Check every line of the entries that follow, and copy the ones containing "JSON".

DATA TO PROCESS ::
>> Start
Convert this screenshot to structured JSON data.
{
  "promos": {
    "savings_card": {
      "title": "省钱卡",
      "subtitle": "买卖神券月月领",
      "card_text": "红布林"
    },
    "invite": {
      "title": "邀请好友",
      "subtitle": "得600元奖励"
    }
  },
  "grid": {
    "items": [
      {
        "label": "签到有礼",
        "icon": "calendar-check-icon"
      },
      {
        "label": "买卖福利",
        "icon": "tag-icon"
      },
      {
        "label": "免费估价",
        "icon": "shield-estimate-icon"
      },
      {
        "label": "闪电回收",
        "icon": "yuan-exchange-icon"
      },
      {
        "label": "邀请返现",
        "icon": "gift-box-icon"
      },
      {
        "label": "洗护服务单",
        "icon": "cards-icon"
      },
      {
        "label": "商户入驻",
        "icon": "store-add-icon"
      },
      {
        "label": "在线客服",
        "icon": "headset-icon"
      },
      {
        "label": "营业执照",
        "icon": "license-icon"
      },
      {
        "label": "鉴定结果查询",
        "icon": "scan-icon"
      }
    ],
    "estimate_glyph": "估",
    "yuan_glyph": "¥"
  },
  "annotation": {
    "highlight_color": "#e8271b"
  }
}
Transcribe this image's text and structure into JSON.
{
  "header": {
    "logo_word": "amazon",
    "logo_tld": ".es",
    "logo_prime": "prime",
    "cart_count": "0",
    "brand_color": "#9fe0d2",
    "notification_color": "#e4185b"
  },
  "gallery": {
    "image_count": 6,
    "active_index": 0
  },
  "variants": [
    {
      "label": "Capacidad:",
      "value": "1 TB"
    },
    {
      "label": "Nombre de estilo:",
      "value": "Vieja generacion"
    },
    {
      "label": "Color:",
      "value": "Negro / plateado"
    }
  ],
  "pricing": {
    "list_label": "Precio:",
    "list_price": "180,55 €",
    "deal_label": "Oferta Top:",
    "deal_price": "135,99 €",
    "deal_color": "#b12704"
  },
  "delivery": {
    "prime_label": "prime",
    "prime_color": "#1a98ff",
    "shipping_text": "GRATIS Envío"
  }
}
>> End
OUTPUT BELOW ::
Convert this screenshot to structured JSON data.
Transcribe this image's text and structure into JSON.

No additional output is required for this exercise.